The exercise: Rewrite every line of the records below as a JSON list of strings, with one string per line and any blank lines left out.
==== Available data ====
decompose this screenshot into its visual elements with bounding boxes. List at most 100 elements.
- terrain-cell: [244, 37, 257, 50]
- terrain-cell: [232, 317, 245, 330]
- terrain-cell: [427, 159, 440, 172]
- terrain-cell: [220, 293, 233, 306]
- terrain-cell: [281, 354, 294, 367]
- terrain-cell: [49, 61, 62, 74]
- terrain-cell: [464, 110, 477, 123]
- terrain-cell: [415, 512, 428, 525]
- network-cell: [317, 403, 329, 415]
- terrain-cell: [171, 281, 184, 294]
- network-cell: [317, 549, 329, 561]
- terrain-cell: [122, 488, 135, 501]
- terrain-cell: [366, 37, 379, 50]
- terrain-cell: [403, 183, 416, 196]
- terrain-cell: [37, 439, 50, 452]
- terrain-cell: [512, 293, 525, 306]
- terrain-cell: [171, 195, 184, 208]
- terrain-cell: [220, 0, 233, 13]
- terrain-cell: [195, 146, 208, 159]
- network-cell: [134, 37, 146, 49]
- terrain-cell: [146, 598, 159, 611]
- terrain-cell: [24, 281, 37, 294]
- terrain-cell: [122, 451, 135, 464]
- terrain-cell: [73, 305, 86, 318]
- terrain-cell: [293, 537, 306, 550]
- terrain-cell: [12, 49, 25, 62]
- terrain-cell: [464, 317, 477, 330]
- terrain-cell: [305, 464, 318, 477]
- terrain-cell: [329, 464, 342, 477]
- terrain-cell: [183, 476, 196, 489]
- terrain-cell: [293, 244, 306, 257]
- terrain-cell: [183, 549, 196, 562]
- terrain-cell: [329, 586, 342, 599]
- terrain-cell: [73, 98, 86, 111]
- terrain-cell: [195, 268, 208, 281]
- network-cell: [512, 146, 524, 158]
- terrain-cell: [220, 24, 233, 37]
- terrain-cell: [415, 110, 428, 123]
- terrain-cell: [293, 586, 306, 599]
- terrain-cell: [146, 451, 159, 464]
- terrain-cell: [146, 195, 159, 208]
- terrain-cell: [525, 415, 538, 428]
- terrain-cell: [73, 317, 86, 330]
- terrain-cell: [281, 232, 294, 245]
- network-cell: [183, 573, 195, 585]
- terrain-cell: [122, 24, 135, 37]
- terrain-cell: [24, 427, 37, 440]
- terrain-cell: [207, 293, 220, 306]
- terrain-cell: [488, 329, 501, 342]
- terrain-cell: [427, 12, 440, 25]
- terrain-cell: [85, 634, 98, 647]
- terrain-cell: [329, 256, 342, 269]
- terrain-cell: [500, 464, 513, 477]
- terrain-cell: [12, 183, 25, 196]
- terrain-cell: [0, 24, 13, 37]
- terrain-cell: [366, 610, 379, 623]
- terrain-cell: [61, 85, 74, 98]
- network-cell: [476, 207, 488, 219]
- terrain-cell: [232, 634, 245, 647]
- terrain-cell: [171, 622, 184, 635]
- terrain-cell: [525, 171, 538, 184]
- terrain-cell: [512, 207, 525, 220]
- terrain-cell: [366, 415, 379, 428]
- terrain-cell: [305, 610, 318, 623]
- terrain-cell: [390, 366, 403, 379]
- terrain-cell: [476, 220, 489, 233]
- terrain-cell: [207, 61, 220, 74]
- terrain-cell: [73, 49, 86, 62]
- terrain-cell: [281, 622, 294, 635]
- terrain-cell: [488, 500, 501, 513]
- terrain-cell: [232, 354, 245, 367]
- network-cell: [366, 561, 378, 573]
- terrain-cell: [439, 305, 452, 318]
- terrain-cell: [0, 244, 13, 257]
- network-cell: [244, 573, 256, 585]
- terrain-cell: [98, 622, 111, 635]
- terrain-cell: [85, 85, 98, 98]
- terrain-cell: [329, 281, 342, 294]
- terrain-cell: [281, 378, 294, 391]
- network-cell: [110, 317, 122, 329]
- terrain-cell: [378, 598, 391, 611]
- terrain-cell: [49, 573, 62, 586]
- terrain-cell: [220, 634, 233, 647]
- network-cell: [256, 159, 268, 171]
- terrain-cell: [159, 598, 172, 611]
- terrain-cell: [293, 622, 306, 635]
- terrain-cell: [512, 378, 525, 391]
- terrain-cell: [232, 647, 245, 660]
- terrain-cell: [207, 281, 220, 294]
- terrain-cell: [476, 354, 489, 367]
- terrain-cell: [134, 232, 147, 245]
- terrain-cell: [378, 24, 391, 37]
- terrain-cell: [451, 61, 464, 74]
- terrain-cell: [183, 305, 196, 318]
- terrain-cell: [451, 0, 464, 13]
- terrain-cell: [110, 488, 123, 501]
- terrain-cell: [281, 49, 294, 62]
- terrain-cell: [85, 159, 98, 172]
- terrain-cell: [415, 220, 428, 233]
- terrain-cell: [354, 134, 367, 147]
====
Solution for this task:
[
  "decompose this screenshot into its visual elements with bounding boxes. List at most 100 elements.",
  "- terrain-cell: [244, 37, 257, 50]",
  "- terrain-cell: [232, 317, 245, 330]",
  "- terrain-cell: [427, 159, 440, 172]",
  "- terrain-cell: [220, 293, 233, 306]",
  "- terrain-cell: [281, 354, 294, 367]",
  "- terrain-cell: [49, 61, 62, 74]",
  "- terrain-cell: [464, 110, 477, 123]",
  "- terrain-cell: [415, 512, 428, 525]",
  "- network-cell: [317, 403, 329, 415]",
  "- terrain-cell: [171, 281, 184, 294]",
  "- network-cell: [317, 549, 329, 561]",
  "- terrain-cell: [122, 488, 135, 501]",
  "- terrain-cell: [366, 37, 379, 50]",
  "- terrain-cell: [403, 183, 416, 196]",
  "- terrain-cell: [37, 439, 50, 452]",
  "- terrain-cell: [512, 293, 525, 306]",
  "- terrain-cell: [171, 195, 184, 208]",
  "- terrain-cell: [220, 0, 233, 13]",
  "- terrain-cell: [195, 146, 208, 159]",
  "- network-cell: [134, 37, 146, 49]",
  "- terrain-cell: [146, 598, 159, 611]",
  "- terrain-cell: [24, 281, 37, 294]",
  "- terrain-cell: [122, 451, 135, 464]",
  "- terrain-cell: [73, 305, 86, 318]",
  "- terrain-cell: [293, 537, 306, 550]",
  "- terrain-cell: [12, 49, 25, 62]",
  "- terrain-cell: [464, 317, 477, 330]",
  "- terrain-cell: [305, 464, 318, 477]",
  "- terrain-cell: [329, 464, 342, 477]",
  "- terrain-cell: [183, 476, 196, 489]",
  "- terrain-cell: [293, 244, 306, 257]",
  "- terrain-cell: [183, 549, 196, 562]",
  "- terrain-cell: [329, 586, 342, 599]",
  "- terrain-cell: [73, 98, 86, 111]",
  "- terrain-cell: [195, 268, 208, 281]",
  "- network-cell: [512, 146, 524, 158]",
  "- terrain-cell: [220, 24, 233, 37]",
  "- terrain-cell: [415, 110, 428, 123]",
  "- terrain-cell: [293, 586, 306, 599]",
  "- terrain-cell: [146, 451, 159, 464]",
  "- terrain-cell: [146, 195, 159, 208]",
  "- terrain-cell: [525, 415, 538, 428]",
  "- terrain-cell: [73, 317, 86, 330]",
  "- terrain-cell: [281, 232, 294, 245]",
  "- network-cell: [183, 573, 195, 585]",
  "- terrain-cell: [122, 24, 135, 37]",
  "- terrain-cell: [24, 427, 37, 440]",
  "- terrain-cell: [207, 293, 220, 306]",
  "- terrain-cell: [488, 329, 501, 342]",
  "- terrain-cell: [427, 12, 440, 25]",
  "- terrain-cell: [85, 634, 98, 647]",
  "- terrain-cell: [329, 256, 342, 269]",
  "- terrain-cell: [500, 464, 513, 477]",
  "- terrain-cell: [12, 183, 25, 196]",
  "- terrain-cell: [0, 24, 13, 37]",
  "- terrain-cell: [366, 610, 379, 623]",
  "- terrain-cell: [61, 85, 74, 98]",
  "- network-cell: [476, 207, 488, 219]",
  "- terrain-cell: [232, 634, 245, 647]",
  "- terrain-cell: [171, 622, 184, 635]",
  "- terrain-cell: [525, 171, 538, 184]",
  "- terrain-cell: [512, 207, 525, 220]",
  "- terrain-cell: [366, 415, 379, 428]",
  "- terrain-cell: [305, 610, 318, 623]",
  "- terrain-cell: [390, 366, 403, 379]",
  "- terrain-cell: [476, 220, 489, 233]",
  "- terrain-cell: [207, 61, 220, 74]",
  "- terrain-cell: [73, 49, 86, 62]",
  "- terrain-cell: [281, 622, 294, 635]",
  "- terrain-cell: [488, 500, 501, 513]",
  "- terrain-cell: [232, 354, 245, 367]",
  "- network-cell: [366, 561, 378, 573]",
  "- terrain-cell: [439, 305, 452, 318]",
  "- terrain-cell: [0, 244, 13, 257]",
  "- network-cell: [244, 573, 256, 585]",
  "- terrain-cell: [98, 622, 111, 635]",
  "- terrain-cell: [85, 85, 98, 98]",
  "- terrain-cell: [329, 281, 342, 294]",
  "- terrain-cell: [281, 378, 294, 391]",
  "- network-cell: [110, 317, 122, 329]",
  "- terrain-cell: [378, 598, 391, 611]",
  "- terrain-cell: [49, 573, 62, 586]",
  "- terrain-cell: [220, 634, 233, 647]",
  "- network-cell: [256, 159, 268, 171]",
  "- terrain-cell: [159, 598, 172, 611]",
  "- terrain-cell: [293, 622, 306, 635]",
  "- terrain-cell: [512, 378, 525, 391]",
  "- terrain-cell: [232, 647, 245, 660]",
  "- terrain-cell: [207, 281, 220, 294]",
  "- terrain-cell: [476, 354, 489, 367]",
  "- terrain-cell: [134, 232, 147, 245]",
  "- terrain-cell: [378, 24, 391, 37]",
  "- terrain-cell: [451, 61, 464, 74]",
  "- terrain-cell: [183, 305, 196, 318]",
  "- terrain-cell: [451, 0, 464, 13]",
  "- terrain-cell: [110, 488, 123, 501]",
  "- terrain-cell: [281, 49, 294, 62]",
  "- terrain-cell: [85, 159, 98, 172]",
  "- terrain-cell: [415, 220, 428, 233]",
  "- terrain-cell: [354, 134, 367, 147]"
]